### Records for processing
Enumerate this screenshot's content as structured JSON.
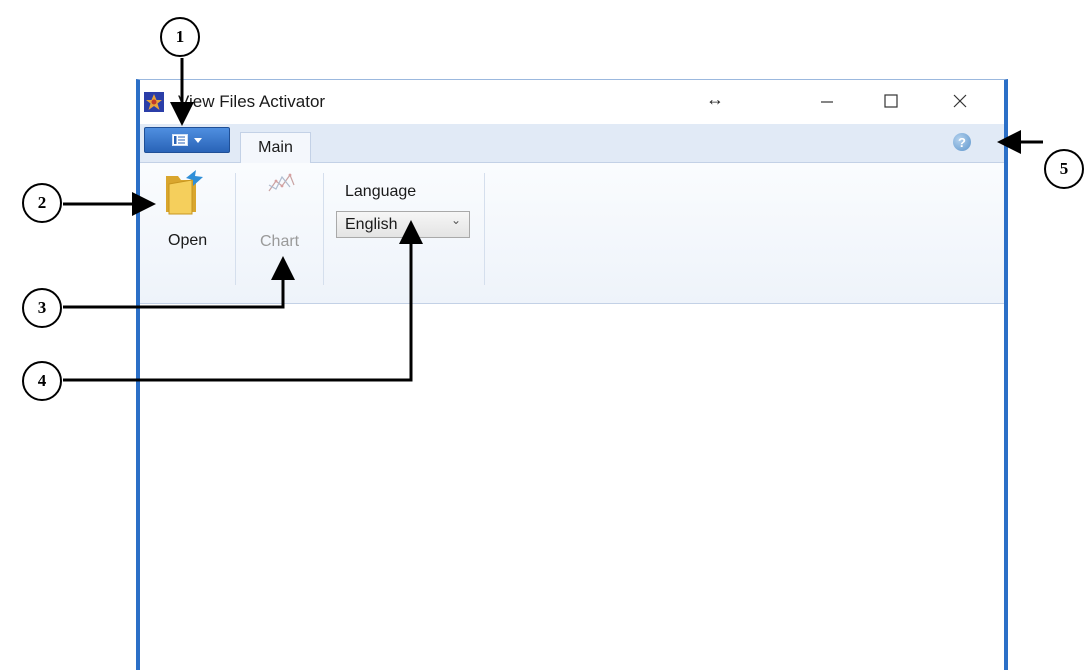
{
  "window": {
    "title": "View Files Activator",
    "icon": "app-icon"
  },
  "tabs": [
    {
      "label": "Main",
      "active": true
    }
  ],
  "ribbon": {
    "open_label": "Open",
    "chart_label": "Chart",
    "chart_enabled": false,
    "language_label": "Language",
    "language_value": "English"
  },
  "callouts": [
    "1",
    "2",
    "3",
    "4",
    "5"
  ],
  "colors": {
    "window_border": "#2b6fc7",
    "app_menu_button": "#2963b7",
    "ribbon_background": "#eef3fa"
  }
}
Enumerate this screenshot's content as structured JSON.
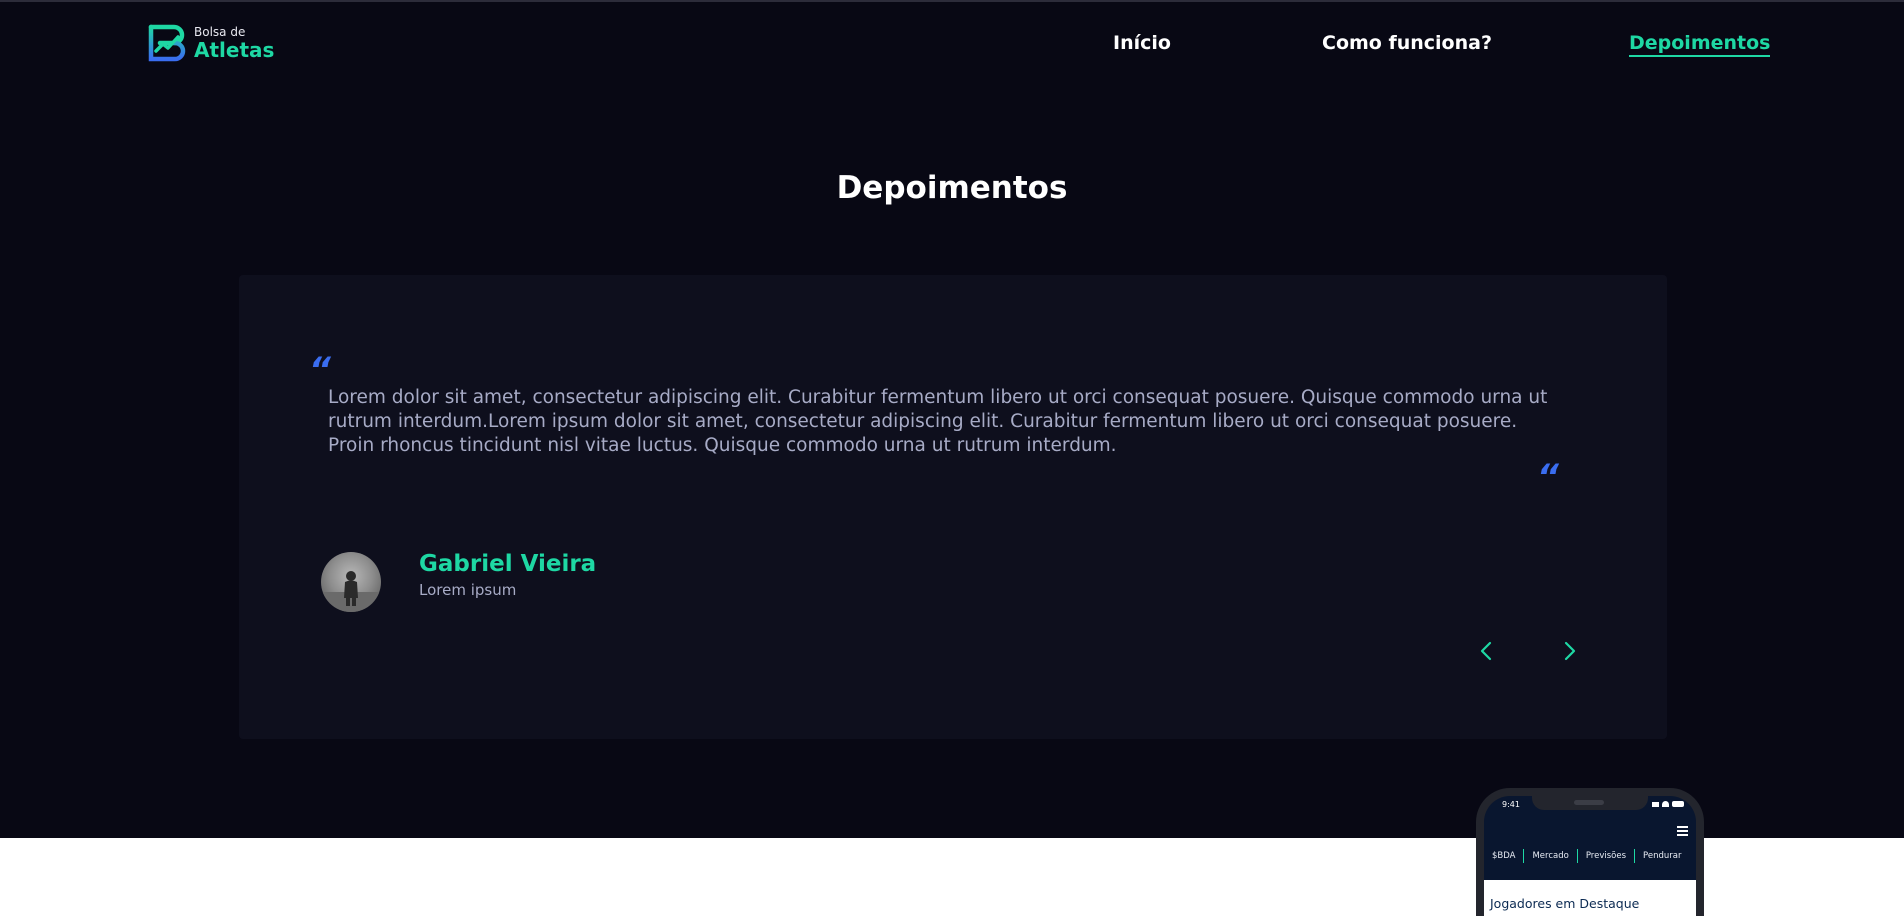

### Work required
Strip out the pictures and quote the remaining data word for word.

### The reply
Enumerate this screenshot's content as structured JSON.
{
  "window": {
    "title": "View Files Activator",
    "icon": "app-icon"
  },
  "tabs": [
    {
      "label": "Main",
      "active": true
    }
  ],
  "ribbon": {
    "open_label": "Open",
    "chart_label": "Chart",
    "chart_enabled": false,
    "language_label": "Language",
    "language_value": "English"
  },
  "callouts": [
    "1",
    "2",
    "3",
    "4",
    "5"
  ],
  "colors": {
    "window_border": "#2b6fc7",
    "app_menu_button": "#2963b7",
    "ribbon_background": "#eef3fa"
  }
}
Enumerate this screenshot's content as structured JSON.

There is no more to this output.